### WHAT IS BEING ASKED
Copy out each line of the material below that holds the string "JSON".

::: TASK MATERIAL :::

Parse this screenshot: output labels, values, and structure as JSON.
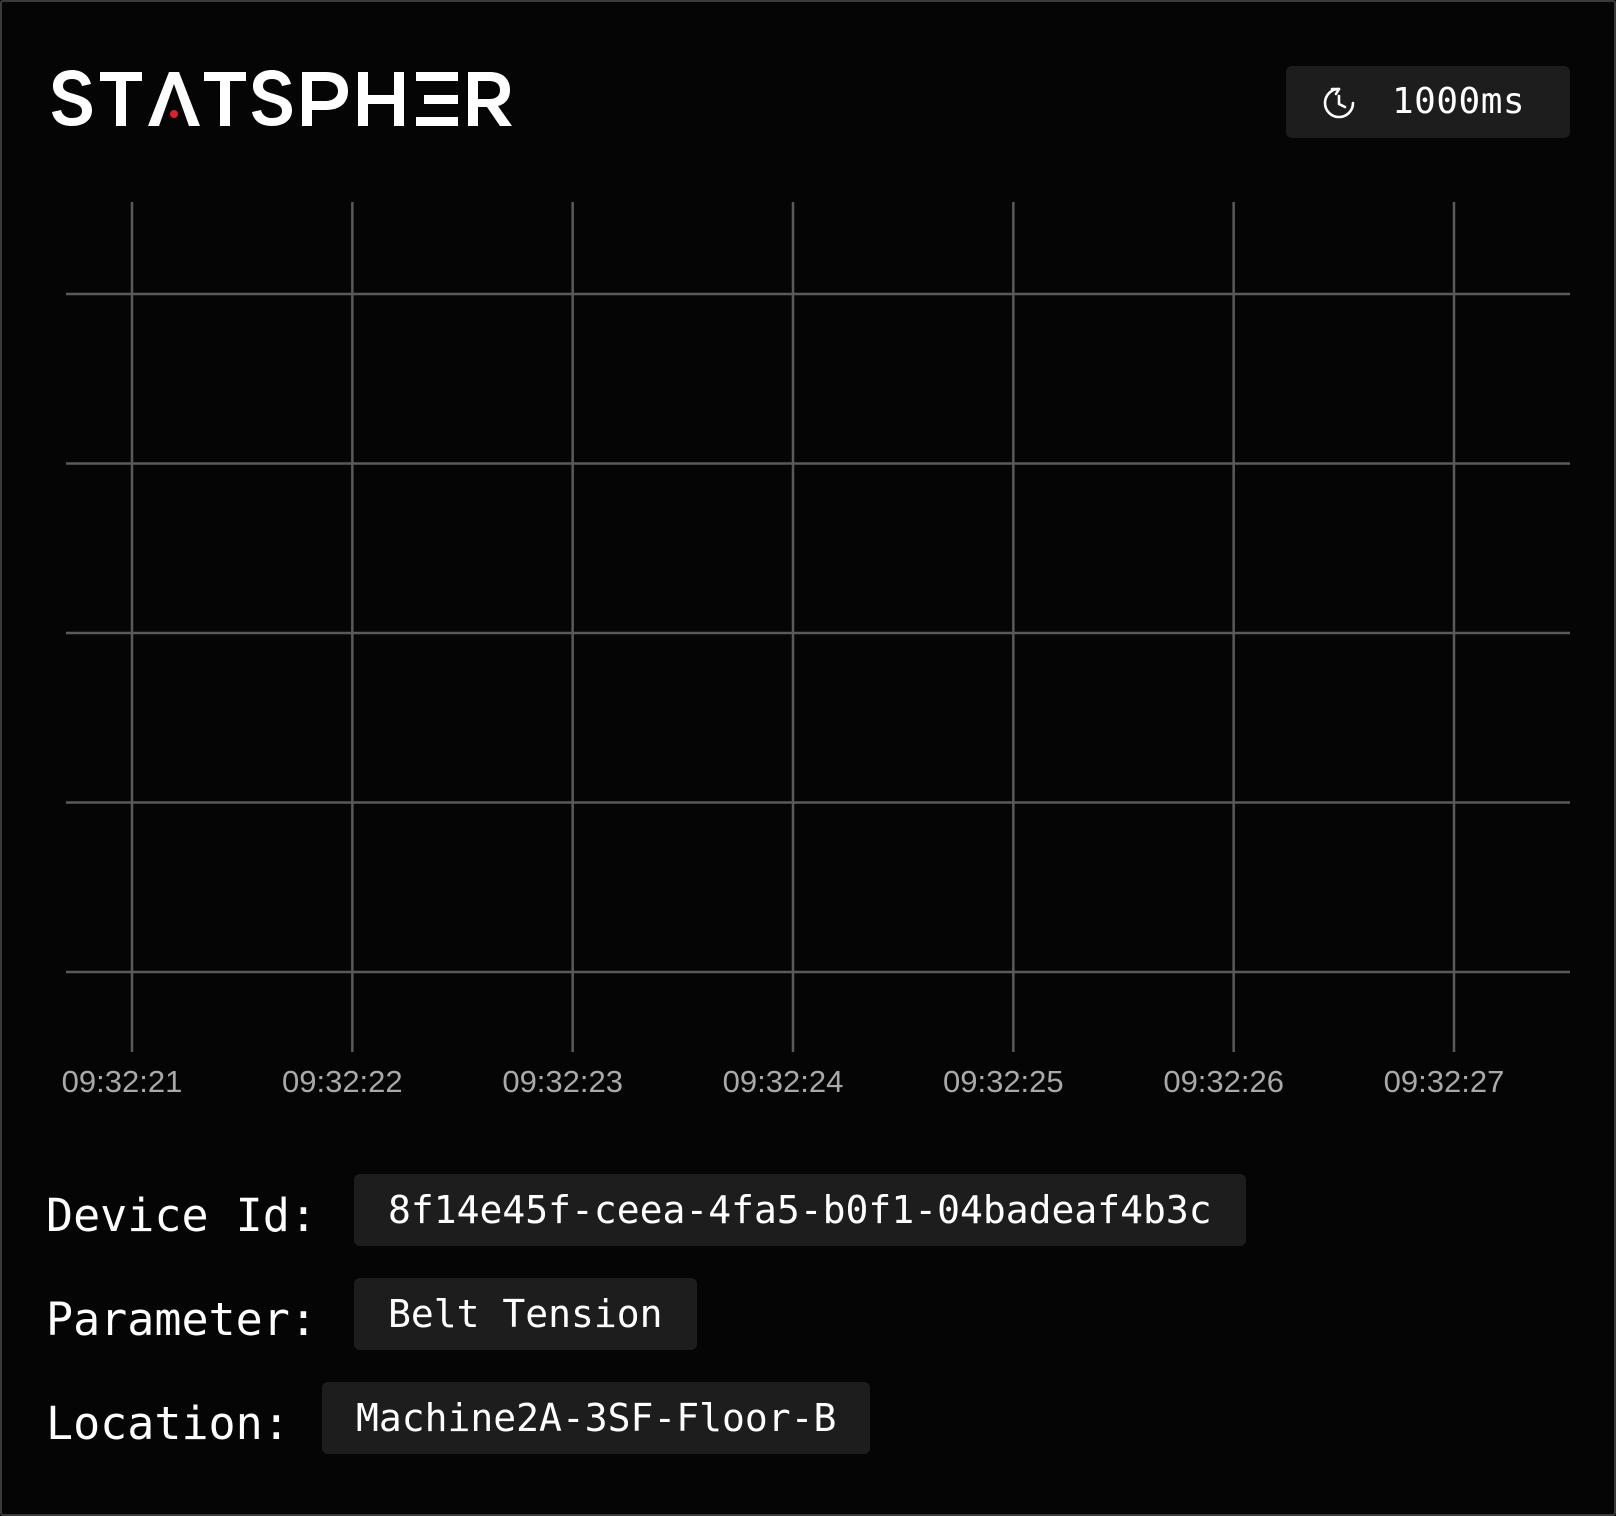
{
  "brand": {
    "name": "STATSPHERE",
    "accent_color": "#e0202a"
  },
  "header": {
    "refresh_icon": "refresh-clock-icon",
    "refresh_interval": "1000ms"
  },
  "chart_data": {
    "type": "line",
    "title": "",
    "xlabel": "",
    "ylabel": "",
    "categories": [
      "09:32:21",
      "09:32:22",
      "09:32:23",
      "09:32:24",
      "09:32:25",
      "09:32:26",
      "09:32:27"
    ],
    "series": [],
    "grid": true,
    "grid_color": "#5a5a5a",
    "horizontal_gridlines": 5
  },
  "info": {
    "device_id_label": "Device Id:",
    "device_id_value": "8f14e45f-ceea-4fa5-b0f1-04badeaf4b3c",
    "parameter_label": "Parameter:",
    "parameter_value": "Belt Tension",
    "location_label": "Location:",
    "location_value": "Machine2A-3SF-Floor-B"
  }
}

:::
::: TASK MATERIAL :::

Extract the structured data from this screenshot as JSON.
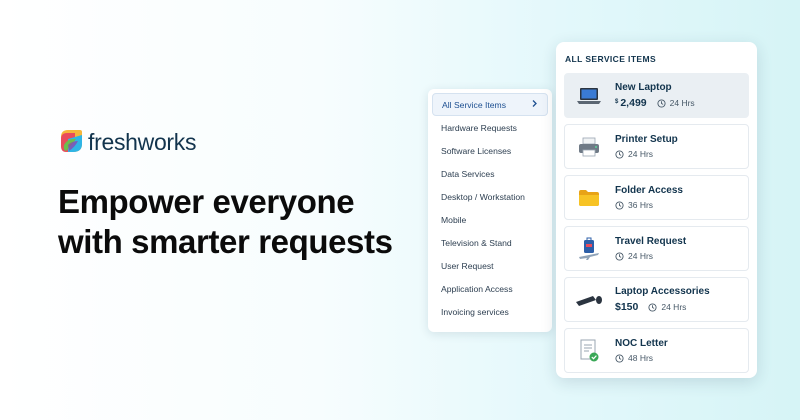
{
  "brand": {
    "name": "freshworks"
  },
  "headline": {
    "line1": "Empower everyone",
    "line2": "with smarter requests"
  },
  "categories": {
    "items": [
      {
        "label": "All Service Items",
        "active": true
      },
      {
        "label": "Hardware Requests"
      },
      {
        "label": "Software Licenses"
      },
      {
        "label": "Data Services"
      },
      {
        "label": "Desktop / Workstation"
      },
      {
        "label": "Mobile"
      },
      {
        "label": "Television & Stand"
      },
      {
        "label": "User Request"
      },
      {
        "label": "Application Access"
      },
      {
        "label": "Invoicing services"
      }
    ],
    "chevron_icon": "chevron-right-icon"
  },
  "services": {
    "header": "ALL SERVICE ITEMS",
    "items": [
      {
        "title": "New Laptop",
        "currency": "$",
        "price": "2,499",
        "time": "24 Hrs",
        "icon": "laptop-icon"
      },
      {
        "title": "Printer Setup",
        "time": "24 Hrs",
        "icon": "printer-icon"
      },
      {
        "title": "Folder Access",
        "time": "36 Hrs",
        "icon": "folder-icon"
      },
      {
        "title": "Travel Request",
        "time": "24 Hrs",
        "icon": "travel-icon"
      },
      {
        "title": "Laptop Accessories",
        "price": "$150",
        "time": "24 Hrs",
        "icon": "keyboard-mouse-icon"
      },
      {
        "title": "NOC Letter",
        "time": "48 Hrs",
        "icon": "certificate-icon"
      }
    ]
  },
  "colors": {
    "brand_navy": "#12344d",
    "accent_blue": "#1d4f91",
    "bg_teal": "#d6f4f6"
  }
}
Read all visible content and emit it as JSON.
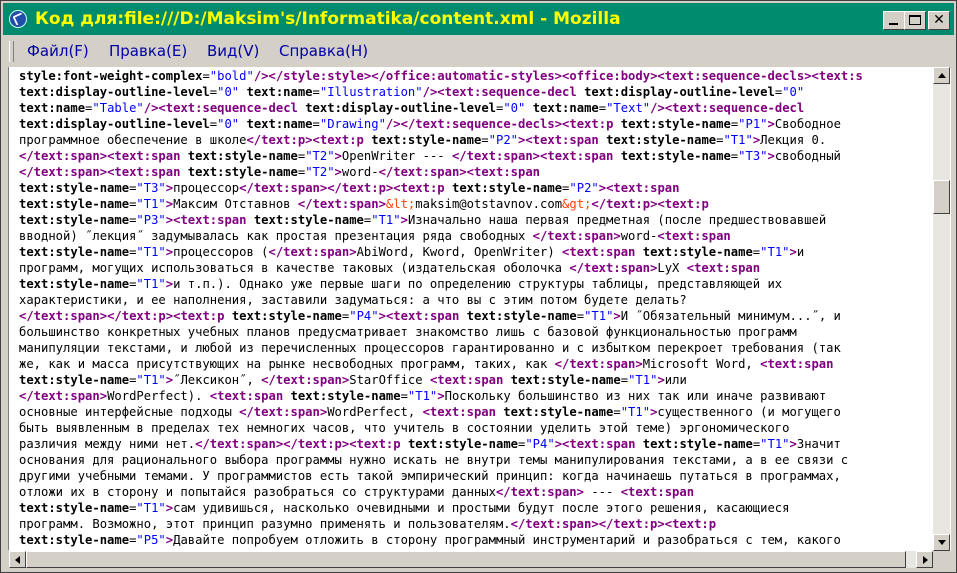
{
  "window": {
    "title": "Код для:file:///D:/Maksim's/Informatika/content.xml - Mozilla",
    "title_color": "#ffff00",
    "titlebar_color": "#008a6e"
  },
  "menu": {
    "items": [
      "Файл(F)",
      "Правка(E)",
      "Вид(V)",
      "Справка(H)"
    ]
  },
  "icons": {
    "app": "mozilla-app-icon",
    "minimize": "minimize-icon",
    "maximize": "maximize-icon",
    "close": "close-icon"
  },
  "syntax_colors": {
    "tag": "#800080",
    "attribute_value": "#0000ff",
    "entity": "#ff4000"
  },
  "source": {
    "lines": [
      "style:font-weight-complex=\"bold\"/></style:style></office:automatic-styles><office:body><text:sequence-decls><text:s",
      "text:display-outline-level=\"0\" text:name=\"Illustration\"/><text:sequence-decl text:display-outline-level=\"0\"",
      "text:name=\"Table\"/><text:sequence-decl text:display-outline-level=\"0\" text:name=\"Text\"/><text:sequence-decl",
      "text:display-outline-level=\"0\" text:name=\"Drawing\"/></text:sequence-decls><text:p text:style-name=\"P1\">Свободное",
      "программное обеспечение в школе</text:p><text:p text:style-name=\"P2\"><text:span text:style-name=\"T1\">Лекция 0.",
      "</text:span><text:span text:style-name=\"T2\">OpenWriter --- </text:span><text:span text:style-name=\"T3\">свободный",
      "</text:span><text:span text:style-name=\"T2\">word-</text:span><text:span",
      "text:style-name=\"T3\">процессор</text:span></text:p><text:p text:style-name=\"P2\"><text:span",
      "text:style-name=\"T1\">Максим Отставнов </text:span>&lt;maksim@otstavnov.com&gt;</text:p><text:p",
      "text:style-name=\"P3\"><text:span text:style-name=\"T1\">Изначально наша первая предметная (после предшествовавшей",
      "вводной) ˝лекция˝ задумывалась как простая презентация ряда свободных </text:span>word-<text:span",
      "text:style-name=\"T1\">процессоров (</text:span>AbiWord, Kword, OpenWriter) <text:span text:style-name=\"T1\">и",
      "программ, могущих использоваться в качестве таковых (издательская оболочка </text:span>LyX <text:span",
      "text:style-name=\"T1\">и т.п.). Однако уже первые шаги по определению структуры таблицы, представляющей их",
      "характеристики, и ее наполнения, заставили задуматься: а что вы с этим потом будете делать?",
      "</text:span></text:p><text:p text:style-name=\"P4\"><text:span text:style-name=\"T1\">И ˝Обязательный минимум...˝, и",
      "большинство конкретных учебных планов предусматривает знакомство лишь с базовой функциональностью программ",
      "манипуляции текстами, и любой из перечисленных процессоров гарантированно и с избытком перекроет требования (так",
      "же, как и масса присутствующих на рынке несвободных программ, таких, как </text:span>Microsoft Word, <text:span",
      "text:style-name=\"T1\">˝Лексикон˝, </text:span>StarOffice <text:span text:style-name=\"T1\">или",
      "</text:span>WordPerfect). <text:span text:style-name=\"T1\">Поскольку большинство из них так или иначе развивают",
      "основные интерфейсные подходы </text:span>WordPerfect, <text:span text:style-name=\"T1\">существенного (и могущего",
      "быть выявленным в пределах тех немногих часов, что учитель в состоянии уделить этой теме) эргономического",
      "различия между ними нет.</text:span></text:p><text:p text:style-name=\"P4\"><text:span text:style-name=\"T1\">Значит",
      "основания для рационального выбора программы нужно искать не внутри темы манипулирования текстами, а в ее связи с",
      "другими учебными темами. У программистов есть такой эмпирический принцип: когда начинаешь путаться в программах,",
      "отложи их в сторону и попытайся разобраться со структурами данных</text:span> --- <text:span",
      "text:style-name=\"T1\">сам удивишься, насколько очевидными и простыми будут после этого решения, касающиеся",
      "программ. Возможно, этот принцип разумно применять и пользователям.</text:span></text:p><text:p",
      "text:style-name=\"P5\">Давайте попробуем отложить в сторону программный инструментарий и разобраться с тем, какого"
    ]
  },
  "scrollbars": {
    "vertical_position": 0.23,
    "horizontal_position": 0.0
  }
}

:::

### PROBLEM SOLUTION
Parse this screenshot: output labels, values, and structure as JSON.
Extract the structured data from this screenshot as JSON.
Read all visible content and emit it as JSON.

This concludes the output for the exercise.